— Begin —

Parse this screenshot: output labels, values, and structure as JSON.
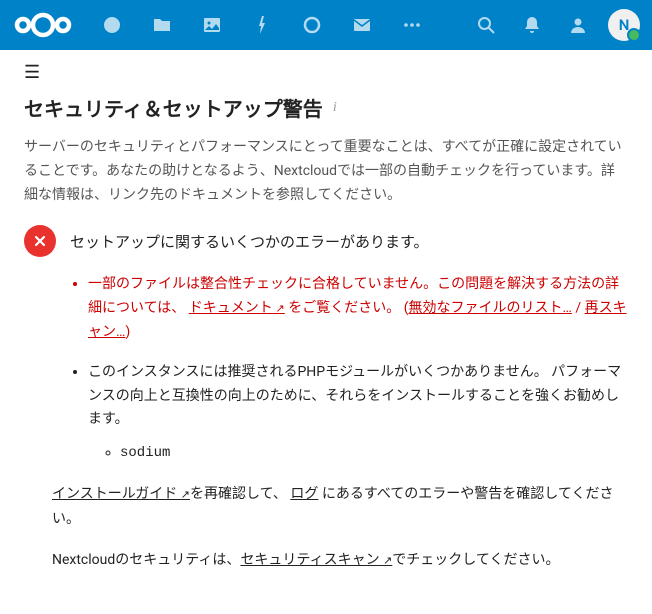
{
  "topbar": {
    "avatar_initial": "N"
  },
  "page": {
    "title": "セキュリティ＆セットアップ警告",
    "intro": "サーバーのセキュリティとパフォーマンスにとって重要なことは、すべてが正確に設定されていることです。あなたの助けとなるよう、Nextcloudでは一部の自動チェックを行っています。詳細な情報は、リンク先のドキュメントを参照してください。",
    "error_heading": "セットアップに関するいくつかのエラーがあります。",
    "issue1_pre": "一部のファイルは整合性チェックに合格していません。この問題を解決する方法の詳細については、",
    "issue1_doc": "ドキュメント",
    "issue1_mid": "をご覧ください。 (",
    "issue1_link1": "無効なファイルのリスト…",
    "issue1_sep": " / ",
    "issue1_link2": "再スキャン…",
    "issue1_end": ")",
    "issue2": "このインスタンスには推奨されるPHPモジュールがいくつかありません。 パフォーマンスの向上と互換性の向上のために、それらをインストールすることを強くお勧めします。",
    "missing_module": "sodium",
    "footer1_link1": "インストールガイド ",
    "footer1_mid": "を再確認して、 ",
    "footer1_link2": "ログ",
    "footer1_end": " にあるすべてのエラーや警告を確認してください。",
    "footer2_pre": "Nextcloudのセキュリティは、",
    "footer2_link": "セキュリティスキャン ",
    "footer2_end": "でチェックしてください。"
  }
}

— End —
— Begin —

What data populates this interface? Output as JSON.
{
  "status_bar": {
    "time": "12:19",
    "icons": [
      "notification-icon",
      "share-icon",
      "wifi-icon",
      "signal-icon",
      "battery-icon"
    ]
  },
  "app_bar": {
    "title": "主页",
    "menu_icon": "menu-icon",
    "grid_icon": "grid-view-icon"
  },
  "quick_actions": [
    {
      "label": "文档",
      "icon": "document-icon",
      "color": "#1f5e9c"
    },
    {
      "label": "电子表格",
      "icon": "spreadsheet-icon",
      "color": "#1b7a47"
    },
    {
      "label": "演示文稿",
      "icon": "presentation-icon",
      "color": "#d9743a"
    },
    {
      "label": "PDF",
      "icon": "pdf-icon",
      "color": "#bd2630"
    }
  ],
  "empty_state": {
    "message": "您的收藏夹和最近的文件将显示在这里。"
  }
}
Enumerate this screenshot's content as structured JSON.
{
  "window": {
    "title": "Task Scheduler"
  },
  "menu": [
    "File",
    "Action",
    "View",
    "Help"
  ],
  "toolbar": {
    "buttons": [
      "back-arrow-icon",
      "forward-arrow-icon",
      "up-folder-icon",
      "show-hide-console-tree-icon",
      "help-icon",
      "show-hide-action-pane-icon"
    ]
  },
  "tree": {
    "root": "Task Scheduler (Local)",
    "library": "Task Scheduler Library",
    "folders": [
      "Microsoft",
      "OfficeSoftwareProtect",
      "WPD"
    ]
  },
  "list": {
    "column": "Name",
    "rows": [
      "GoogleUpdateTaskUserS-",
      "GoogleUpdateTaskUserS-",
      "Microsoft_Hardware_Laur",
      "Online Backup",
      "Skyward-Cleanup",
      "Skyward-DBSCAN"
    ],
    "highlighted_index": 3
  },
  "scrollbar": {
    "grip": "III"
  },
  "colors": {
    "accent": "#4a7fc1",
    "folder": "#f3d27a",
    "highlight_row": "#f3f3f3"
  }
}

— End —
— Begin —

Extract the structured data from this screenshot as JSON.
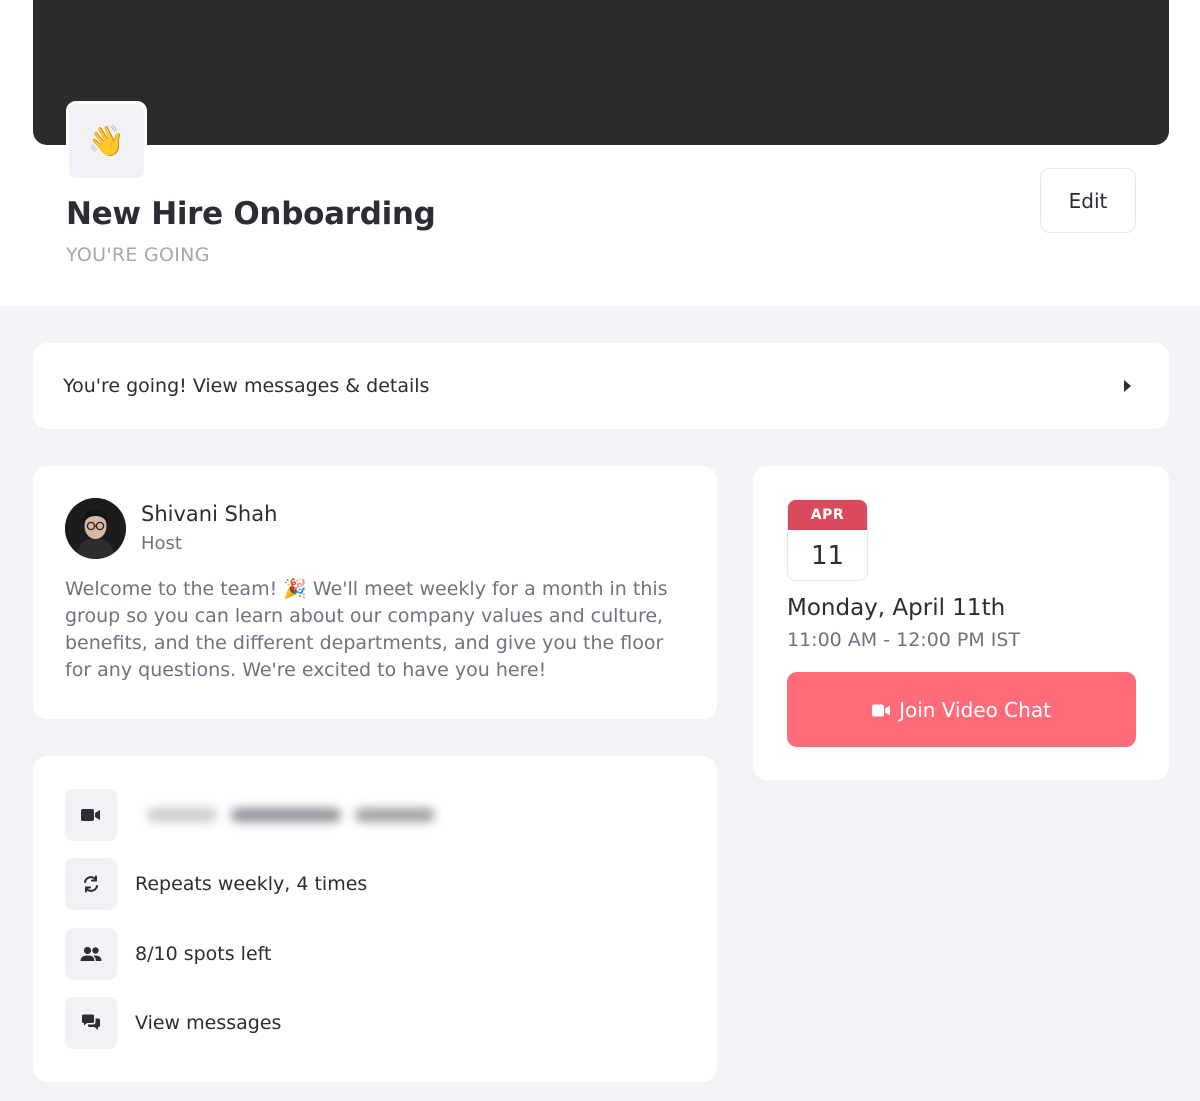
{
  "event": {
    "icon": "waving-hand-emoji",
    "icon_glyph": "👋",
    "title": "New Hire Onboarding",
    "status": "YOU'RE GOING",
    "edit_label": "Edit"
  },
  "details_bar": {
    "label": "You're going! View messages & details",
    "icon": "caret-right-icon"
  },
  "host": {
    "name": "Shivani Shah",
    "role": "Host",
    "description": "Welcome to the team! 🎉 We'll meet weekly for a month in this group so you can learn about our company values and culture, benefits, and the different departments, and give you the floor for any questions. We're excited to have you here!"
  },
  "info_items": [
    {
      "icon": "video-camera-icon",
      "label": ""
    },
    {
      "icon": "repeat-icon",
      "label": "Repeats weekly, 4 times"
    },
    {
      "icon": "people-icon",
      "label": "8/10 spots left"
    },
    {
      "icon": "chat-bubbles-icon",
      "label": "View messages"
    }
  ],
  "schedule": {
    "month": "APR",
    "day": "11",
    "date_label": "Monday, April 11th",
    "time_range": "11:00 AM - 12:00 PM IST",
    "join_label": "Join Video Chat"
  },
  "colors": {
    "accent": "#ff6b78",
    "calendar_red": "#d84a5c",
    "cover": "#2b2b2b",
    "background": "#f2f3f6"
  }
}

— End —

# EXERCISE DIRECTIONS
Scan the material above for the string "screenshot" and return the lines that hold it.

# SOLUTION TO THIS TASK
Parse this screenshot: output labels, values, and structure as JSON.
Enumerate this screenshot's content as structured JSON.
Extract the structured data from this screenshot as JSON.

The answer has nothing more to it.